Data extracted from a collection:
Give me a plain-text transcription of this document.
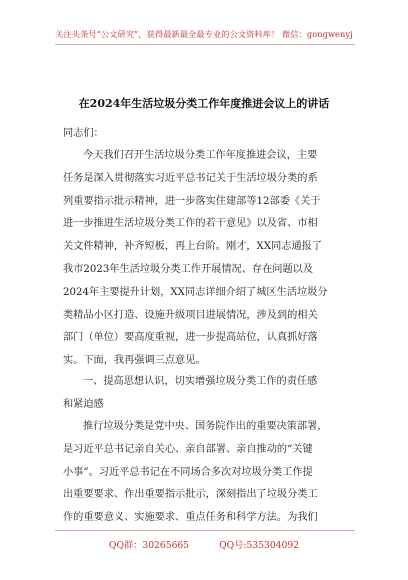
关注头条号“公文研究”，获得最新最全最专业的公文资料库！ 微信：gongwenyj
在2024年生活垃圾分类工作年度推进会议上的讲话
同志们：
今天我们召开生活垃圾分类工作年度推进会议，主要
任务是深入贯彻落实习近平总书记关于生活垃圾分类的系
列重要指示批示精神，进一步落实住建部等12部委《关于
进一步推进生活垃圾分类工作的若干意见》以及省、市相
关文件精神，补齐短板，再上台阶。刚才，XX同志通报了
我市2023年生活垃圾分类工作开展情况、存在问题以及
2024年主要提升计划，XX同志详细介绍了城区生活垃圾分
类精品小区打造、设施升级项目进展情况，涉及到的相关
部门（单位）要高度重视，进一步提高站位，认真抓好落
实。下面，我再强调三点意见。
一、提高思想认识，切实增强垃圾分类工作的责任感
和紧迫感
推行垃圾分类是党中央、国务院作出的重要决策部署，
是习近平总书记亲自关心、亲自部署、亲自推动的“关键
小事”。习近平总书记在不同场合多次对垃圾分类工作提
出重要要求、作出重要指示批示，深刻指出了垃圾分类工
作的重要意义、实施要求、重点任务和科学方法。为我们
QQ群：30265665	QQ号:535304092
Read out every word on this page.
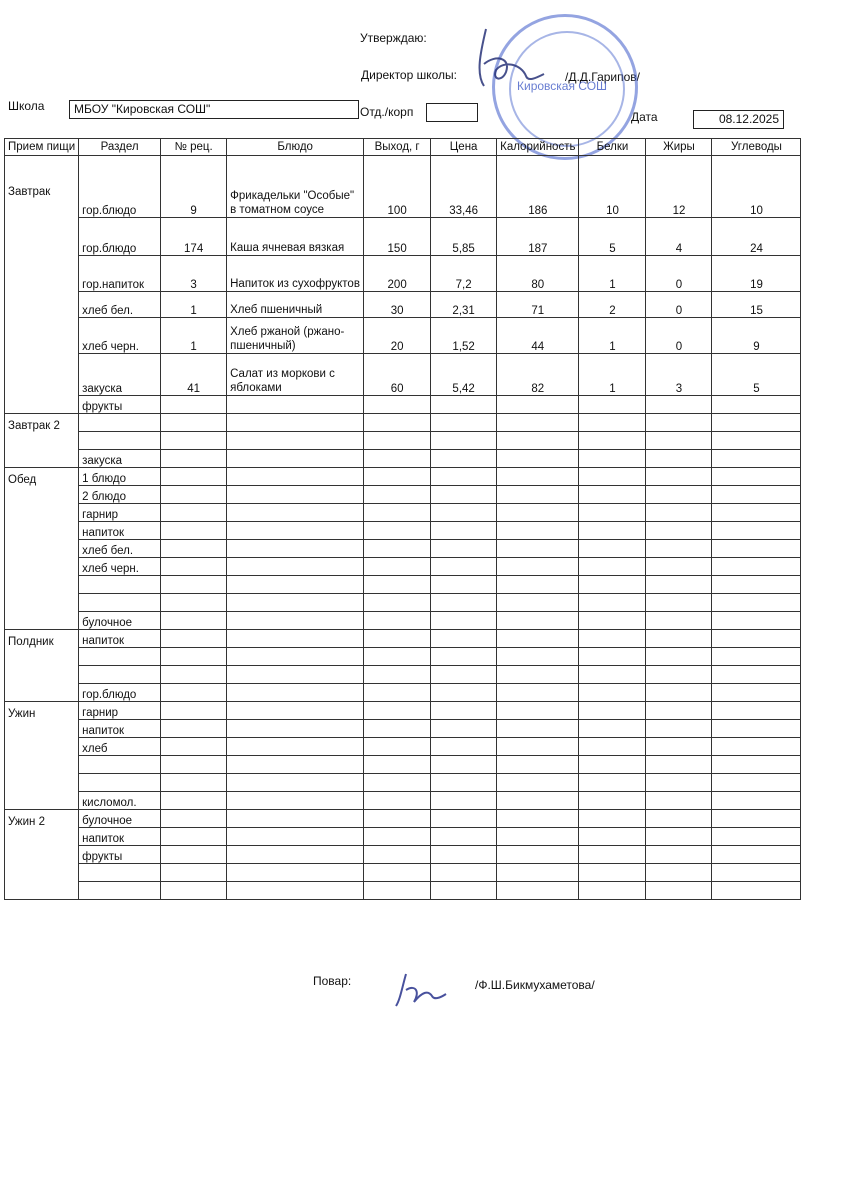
Утверждаю:
Директор школы:	/Д.Д.Гарипов/
Кировская СОШ
Школа	МБОУ "Кировская СОШ"	Отд./корп	Дата	08.12.2025
Прием пищи	Раздел	№ рец.	Блюдо	Выход, г	Цена	Калорийность	Белки	Жиры	Углеводы
Завтрак	гор.блюдо	9	Фрикадельки "Особые" в томатном соусе	100	33,46	186	10	12	10
	гор.блюдо	174	Каша ячневая вязкая	150	5,85	187	5	4	24
	гор.напиток	3	Напиток из сухофруктов	200	7,2	80	1	0	19
	хлеб бел.	1	Хлеб пшеничный	30	2,31	71	2	0	15
	хлеб черн.	1	Хлеб ржаной (ржано-пшеничный)	20	1,52	44	1	0	9
	закуска	41	Салат из моркови с яблоками	60	5,42	82	1	3	5
	фрукты								
Завтрак 2									

	закуска								
Обед	1 блюдо								
	2 блюдо								
	гарнир								
	напиток								
	хлеб бел.								
	хлеб черн.								

	булочное								
Полдник	напиток								

	гор.блюдо								
Ужин	гарнир								
	напиток								
	хлеб								

	кисломол.								
Ужин 2	булочное								
	напиток								
	фрукты								

Повар:	/Ф.Ш.Бикмухаметова/
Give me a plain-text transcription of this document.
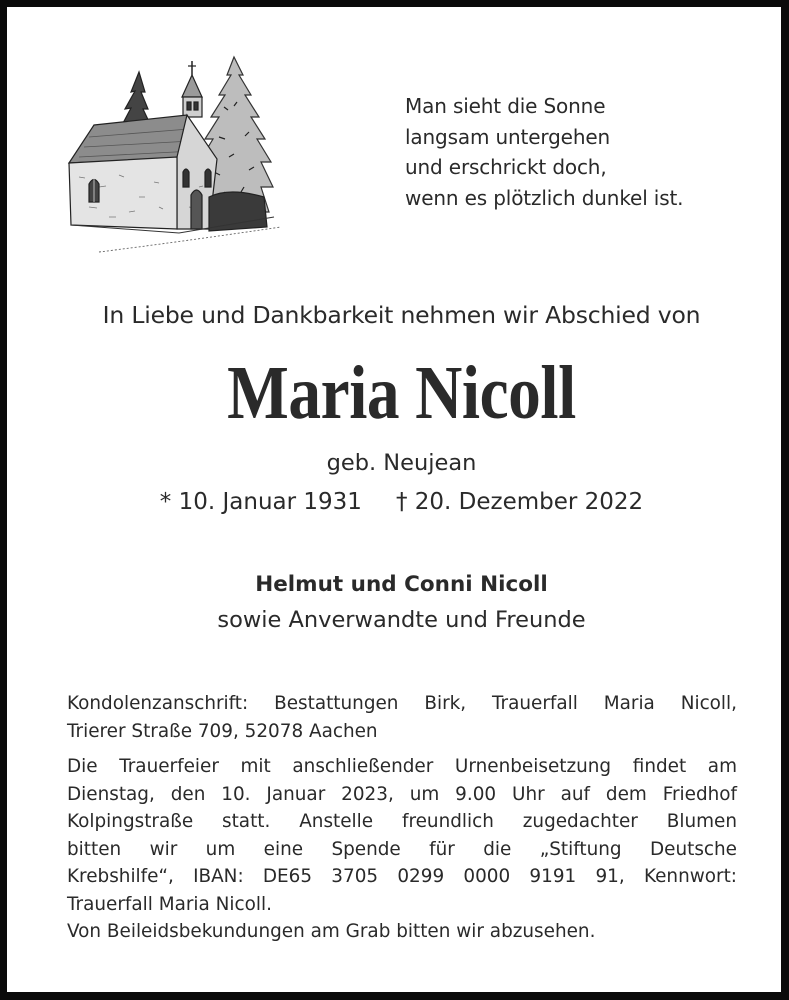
Man sieht die Sonne
langsam untergehen
und erschrickt doch,
wenn es plötzlich dunkel ist.
In Liebe und Dankbarkeit nehmen wir Abschied von
Maria Nicoll
geb. Neujean
* 10. Januar 1931 † 20. Dezember 2022
Helmut und Conni Nicoll
sowie Anverwandte und Freunde
Kondolenzanschrift: Bestattungen Birk, Trauerfall Maria Nicoll,
Trierer Straße 709, 52078 Aachen
Die Trauerfeier mit anschließender Urnenbeisetzung findet am
Dienstag, den 10. Januar 2023, um 9.00 Uhr auf dem Friedhof
Kolpingstraße statt. Anstelle freundlich zugedachter Blumen
bitten wir um eine Spende für die „Stiftung Deutsche
Krebshilfe“, IBAN: DE65 3705 0299 0000 9191 91, Kennwort:
Trauerfall Maria Nicoll.
Von Beileidsbekundungen am Grab bitten wir abzusehen.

EXERCISE GOAL: Which lines above hold the word "Кировская"? Copy each of them.

EXERCISE RESPONSE:
Кировская СОШ
Школа	МБОУ "Кировская СОШ"	Отд./корп	Дата	08.12.2025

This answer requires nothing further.